*Given exercise 1*
Using the knowledge base page, answer these:
(a) Where are the documents typically stored?
(b) Which service does the page call a vector database?
(c) What is the second step of the data ingestion workflow?
*Given exercise 2*
Reproduce the part of the knowledge base page starting with "# Creating Knowledge" and going on through "query is received.".

*Page*
___

# Creating Knowledge Base for RAG-Powered App

The following outlines the process of creating a data pipeline that ingests documents, typically stored in Amazon S3, into a knowledge base such as a vector database like Amazon OpenSearch Service Serverless (AOSS). This setup ensures that the documents are available for lookup when a query is received.


## Data Ingestion Workflow

1. **Create Amazon Bedrock Knowledge Base Execution Role**
   - Set up a role with necessary policies to access data from your S3 bucket and write embeddings into Amazon OpenSearch Service Serverless (AOSS). AOSS is a vector database.

2. **Create an Empty OpenSearch Serverless Index**
   - Initialize an index within Amazon OpenSearch Service Serverless where embeddings will be stored.

3. **Download Documents**
   - Retrieve documents from their source location (e.g., S3 bucket) to prepare for ingestion.

4. **Create Amazon Bedrock Knowledge Base**
   - Establish a knowledge base using Amazon Bedrock to facilitate intelligent data handling and retrieval.

5. **Set Up Data Source in Knowledge Base**
   - Configure a data source within the knowledge base to connect directly to your Amazon S3 repository.

___

*Available data*
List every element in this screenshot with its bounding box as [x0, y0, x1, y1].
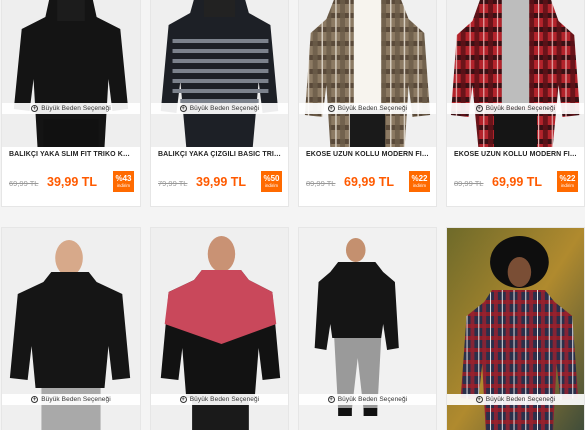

___

*Correct result 1*
(a) Amazon S3
(b) Amazon OpenSearch Service Serverless (AOSS)
(c) Create an Empty OpenSearch Serverless Index

*Correct result 2*
# Creating Knowledge Base for RAG-Powered App

The following outlines the process of creating a data pipeline that ingests documents, typically stored in Amazon S3, into a knowledge base such as a vector database like Amazon OpenSearch Service Serverless (AOSS). This setup ensures that the documents are available for lookup when a query is received.